_Excerpt to read_:
+++
“[Jehoram of Judah] walked in the way of the kings of Israel, as the house of Ahab had done, for the daughter of Ahab was his wife. And he did what was evil in the sight of the LORD” (v. 6).
Despite the division of the old covenant people into two nations—the northern kingdom of Israel and the southern kingdom of Judah—after Solomon died (1 Kings 12), there remained close ties between the two kingdoms. After all, they were all one people who descended from Abraham through their forefather Jacob. However, while godly unity between the tribes was the ideal, the close ties between Israel and Judah were not always a positive.
We see this in the case of King Jehoram of Judah, who succeeded his father, Jehoshaphat, in the southern kingdom (2 Chron. 21:1). This man was not the same individual as King Jehoram of Israel (note that sometimes the shortened name Joram is used for Jehoram), who reigned over the northern kingdom when Jehoram of Judah ascended the throne. Jehoram of Judah enjoyed a period of co-regency in Judah alongside his father, but after Jehoshaphat died, Jehoram’s wickedness manifested itself when he killed his brothers, probably to eliminate any potential threat to his reign (2 Kings 8:16–17; 2 Chron. 21:1–5). But the influence of the wicked northern kingdom was perhaps even more evident in his support of idolatry (2 Chron. 21:11–13). Jehoram walked in the ways of King Ahab, and that was because of the marriage alliance Israel made with Judah during Jehoshaphat’s reign (18:1). Jehoram of Judah’s wife was Athaliah, the daughter of the idolatrous King Ahab (21:6; 22:1–12). She influenced Jehoram to worship false gods in Judah.
+++
_Available data_:
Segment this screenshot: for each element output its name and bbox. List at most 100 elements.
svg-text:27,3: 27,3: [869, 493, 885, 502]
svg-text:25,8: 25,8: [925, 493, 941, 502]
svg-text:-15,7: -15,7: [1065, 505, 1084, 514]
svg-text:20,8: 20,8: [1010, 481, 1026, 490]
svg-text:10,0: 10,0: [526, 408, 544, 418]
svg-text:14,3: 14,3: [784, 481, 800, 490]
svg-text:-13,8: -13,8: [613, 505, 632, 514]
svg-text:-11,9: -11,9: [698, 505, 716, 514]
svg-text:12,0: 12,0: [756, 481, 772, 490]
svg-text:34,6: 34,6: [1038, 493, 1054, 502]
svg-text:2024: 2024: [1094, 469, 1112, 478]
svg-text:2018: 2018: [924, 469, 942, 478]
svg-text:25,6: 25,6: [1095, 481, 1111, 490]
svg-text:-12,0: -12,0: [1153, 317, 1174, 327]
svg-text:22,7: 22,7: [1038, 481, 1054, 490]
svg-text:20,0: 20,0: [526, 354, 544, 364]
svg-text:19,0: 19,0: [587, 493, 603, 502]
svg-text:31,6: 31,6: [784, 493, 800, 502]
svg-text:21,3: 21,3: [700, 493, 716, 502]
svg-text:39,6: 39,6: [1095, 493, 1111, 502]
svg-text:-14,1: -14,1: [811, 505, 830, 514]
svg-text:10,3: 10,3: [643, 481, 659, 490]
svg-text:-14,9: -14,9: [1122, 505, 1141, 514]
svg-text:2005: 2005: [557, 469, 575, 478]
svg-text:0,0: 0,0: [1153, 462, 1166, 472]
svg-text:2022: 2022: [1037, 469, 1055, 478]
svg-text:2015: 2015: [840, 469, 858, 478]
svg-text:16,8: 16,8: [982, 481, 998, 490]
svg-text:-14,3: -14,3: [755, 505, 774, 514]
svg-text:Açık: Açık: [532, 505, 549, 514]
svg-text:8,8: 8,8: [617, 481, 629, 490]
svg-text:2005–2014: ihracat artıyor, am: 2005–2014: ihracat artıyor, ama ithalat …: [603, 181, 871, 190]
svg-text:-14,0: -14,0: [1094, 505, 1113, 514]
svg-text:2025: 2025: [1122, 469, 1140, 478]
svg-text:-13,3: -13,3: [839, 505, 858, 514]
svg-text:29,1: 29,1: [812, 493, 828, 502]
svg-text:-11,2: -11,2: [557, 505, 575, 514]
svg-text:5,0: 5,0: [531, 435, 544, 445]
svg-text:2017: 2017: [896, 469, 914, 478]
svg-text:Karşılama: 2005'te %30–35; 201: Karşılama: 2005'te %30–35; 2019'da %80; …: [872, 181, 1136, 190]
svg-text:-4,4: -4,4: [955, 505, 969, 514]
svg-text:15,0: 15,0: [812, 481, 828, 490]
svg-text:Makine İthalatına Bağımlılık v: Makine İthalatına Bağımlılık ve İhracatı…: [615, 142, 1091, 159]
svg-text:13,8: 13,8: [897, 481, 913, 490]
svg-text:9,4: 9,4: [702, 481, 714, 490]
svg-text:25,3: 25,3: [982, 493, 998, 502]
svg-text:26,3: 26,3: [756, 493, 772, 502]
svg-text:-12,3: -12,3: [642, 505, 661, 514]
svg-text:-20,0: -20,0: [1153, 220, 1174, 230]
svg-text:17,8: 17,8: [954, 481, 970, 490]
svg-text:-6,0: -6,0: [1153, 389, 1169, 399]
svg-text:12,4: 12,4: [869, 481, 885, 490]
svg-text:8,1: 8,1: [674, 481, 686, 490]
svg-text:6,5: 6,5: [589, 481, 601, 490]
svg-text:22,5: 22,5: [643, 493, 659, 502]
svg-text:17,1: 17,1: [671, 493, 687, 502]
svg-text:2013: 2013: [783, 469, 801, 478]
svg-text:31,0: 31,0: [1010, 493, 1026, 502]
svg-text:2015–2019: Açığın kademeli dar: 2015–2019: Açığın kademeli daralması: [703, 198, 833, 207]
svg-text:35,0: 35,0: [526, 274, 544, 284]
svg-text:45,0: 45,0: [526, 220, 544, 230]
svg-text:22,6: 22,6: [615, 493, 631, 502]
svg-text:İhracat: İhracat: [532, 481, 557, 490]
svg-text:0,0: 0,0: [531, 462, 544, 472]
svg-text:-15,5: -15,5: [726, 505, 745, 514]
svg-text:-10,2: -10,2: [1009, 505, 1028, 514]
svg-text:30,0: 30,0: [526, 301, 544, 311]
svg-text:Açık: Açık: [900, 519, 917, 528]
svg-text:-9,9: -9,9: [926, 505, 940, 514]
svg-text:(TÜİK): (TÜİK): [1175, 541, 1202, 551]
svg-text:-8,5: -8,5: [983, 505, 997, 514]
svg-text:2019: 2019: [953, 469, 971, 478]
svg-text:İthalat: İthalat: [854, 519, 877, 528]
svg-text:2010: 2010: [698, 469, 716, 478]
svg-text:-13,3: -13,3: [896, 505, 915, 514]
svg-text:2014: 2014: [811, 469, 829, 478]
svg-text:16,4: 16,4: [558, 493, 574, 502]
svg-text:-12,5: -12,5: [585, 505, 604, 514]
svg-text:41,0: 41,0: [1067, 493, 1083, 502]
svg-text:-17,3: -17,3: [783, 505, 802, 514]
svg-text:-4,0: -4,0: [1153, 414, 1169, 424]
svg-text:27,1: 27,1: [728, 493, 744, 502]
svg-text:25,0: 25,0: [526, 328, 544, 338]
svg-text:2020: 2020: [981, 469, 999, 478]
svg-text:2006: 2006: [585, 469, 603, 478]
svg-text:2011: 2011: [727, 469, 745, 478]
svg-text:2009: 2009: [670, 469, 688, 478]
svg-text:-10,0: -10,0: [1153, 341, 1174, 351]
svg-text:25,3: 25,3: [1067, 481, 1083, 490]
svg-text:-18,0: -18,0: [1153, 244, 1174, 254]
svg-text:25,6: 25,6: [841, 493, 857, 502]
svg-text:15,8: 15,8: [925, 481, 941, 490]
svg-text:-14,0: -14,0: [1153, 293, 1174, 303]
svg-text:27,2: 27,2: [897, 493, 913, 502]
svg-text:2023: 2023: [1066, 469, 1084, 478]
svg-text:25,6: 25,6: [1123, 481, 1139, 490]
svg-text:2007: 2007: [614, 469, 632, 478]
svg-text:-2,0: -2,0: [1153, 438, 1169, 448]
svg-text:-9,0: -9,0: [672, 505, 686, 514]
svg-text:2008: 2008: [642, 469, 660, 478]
+++
_Tasks to carry out_:
- a) Repeat the Jehoram passage word for word, starting at "Despite the division" and ending at "always a positive.".
- b) Answer these questions from the Jehoram passage:
(i) After whose death did the old covenant people divide into two nations?
(ii) Whom did Jehoram of Judah succeed on the throne?
(iii) Who was Jehoram of Judah's wife?
- c) Rewrite more briefly the paragraph of the Jehoram passage that begins "Despite the division of the old covenant people," keeping its main facts.
The lines above are separate material from the Jehoram passage.

_Task-by-task answers_:
- a)
Despite the division of the old covenant people into two nations—the northern kingdom of Israel and the southern kingdom of Judah—after Solomon died (1 Kings 12), there remained close ties between the two kingdoms. After all, they were all one people who descended from Abraham through their forefather Jacob. However, while godly unity between the tribes was the ideal, the close ties between Israel and Judah were not always a positive.

- b)
(i) Solomon
(ii) His father, Jehoshaphat
(iii) Athaliah, the daughter of King Ahab

- c) After Solomon died, the old covenant people split into the northern kingdom of Israel and the southern kingdom of Judah. The two kingdoms kept close ties, since all were one people descended from Abraham through Jacob. Godly unity among the tribes was the ideal, but these ties were not always a positive.